[Items drawn from a data source]
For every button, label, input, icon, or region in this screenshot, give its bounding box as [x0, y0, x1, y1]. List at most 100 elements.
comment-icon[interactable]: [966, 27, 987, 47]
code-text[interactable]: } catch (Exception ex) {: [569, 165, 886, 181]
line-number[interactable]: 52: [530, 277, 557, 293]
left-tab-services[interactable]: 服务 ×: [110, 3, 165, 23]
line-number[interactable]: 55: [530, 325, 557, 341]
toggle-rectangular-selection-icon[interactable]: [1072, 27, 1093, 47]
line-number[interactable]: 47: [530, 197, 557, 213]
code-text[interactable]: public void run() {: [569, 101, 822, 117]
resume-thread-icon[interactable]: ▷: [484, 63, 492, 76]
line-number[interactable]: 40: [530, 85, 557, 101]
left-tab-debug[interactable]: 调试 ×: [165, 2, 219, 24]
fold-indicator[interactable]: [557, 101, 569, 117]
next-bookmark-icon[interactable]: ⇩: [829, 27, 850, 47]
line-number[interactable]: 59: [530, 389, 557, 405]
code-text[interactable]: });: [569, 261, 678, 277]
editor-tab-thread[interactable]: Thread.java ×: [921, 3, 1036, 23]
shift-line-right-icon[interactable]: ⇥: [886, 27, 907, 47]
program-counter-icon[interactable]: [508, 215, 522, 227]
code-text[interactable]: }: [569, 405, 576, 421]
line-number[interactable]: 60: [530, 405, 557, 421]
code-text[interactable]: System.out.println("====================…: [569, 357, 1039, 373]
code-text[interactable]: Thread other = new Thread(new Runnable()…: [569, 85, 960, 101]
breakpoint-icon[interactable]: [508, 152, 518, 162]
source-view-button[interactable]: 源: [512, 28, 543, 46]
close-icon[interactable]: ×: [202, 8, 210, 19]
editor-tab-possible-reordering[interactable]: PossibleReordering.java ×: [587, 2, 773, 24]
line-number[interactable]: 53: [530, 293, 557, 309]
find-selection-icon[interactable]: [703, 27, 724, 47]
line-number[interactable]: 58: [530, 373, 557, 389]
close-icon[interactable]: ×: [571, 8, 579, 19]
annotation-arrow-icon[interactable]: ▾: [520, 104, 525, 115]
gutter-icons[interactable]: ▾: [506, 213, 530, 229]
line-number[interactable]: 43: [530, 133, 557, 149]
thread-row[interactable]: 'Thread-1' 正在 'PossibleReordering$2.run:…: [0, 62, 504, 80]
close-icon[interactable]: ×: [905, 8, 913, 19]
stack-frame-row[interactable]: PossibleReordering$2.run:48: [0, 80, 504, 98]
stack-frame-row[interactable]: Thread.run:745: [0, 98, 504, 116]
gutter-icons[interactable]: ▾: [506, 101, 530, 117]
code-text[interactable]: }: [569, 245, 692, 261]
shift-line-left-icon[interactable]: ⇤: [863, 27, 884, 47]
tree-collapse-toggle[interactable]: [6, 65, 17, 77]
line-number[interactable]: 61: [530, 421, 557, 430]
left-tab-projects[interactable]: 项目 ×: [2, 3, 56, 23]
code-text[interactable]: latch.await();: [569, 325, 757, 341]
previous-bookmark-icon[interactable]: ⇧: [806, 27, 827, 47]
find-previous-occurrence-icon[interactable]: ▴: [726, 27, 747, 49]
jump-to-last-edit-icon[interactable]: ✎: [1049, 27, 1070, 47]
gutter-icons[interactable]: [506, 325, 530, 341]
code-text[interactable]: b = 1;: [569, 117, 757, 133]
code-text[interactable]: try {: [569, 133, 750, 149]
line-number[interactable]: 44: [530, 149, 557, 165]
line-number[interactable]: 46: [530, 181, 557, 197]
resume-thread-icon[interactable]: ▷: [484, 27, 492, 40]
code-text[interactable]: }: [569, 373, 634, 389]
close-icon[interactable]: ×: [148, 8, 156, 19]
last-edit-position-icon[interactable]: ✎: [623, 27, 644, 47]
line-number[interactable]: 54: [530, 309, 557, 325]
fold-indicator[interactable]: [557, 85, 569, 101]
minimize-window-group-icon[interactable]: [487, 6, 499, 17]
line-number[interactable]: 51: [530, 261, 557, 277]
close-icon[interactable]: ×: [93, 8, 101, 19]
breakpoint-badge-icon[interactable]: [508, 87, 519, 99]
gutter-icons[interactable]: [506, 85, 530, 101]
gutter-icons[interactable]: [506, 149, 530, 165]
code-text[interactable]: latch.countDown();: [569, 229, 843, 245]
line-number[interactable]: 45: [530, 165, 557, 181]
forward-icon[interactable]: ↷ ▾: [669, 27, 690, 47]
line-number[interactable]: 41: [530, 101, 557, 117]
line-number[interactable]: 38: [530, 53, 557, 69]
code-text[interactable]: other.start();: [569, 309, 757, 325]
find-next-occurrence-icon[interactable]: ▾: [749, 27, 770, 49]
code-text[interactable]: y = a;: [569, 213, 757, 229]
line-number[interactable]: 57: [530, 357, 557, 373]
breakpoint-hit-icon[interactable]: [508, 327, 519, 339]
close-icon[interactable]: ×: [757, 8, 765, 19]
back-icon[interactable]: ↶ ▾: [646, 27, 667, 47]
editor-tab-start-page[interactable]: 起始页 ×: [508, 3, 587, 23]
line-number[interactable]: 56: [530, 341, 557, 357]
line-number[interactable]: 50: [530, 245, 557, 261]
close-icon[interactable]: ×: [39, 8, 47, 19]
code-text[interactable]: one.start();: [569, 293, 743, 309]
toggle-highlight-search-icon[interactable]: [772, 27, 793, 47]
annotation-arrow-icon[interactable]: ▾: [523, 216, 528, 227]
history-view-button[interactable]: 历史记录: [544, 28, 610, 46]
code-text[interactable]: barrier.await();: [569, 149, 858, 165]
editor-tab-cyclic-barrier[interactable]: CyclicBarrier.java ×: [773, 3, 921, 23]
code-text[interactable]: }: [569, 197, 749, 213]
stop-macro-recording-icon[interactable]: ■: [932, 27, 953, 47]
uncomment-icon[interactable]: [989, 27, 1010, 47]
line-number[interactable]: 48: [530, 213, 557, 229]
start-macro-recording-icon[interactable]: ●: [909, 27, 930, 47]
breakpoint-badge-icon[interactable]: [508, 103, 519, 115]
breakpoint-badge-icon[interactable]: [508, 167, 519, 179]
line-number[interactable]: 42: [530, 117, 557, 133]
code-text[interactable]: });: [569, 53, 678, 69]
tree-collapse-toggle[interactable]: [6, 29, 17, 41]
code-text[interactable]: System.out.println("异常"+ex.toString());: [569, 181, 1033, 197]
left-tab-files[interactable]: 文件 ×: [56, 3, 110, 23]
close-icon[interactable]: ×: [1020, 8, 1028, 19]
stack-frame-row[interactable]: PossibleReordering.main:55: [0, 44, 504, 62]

### THE EXERCISE
Return, line for line and unchanged, the part of the records that runs from the start through the line containing "line-number[interactable]: 40: [530, 85, 557, 101]".

### COMPLETED TASK
For every button, label, input, icon, or region in this screenshot, give its bounding box as [x0, y0, x1, y1]. List at most 100 elements.
comment-icon[interactable]: [966, 27, 987, 47]
code-text[interactable]: } catch (Exception ex) {: [569, 165, 886, 181]
line-number[interactable]: 52: [530, 277, 557, 293]
left-tab-services[interactable]: 服务 ×: [110, 3, 165, 23]
line-number[interactable]: 55: [530, 325, 557, 341]
toggle-rectangular-selection-icon[interactable]: [1072, 27, 1093, 47]
line-number[interactable]: 47: [530, 197, 557, 213]
code-text[interactable]: public void run() {: [569, 101, 822, 117]
resume-thread-icon[interactable]: ▷: [484, 63, 492, 76]
line-number[interactable]: 40: [530, 85, 557, 101]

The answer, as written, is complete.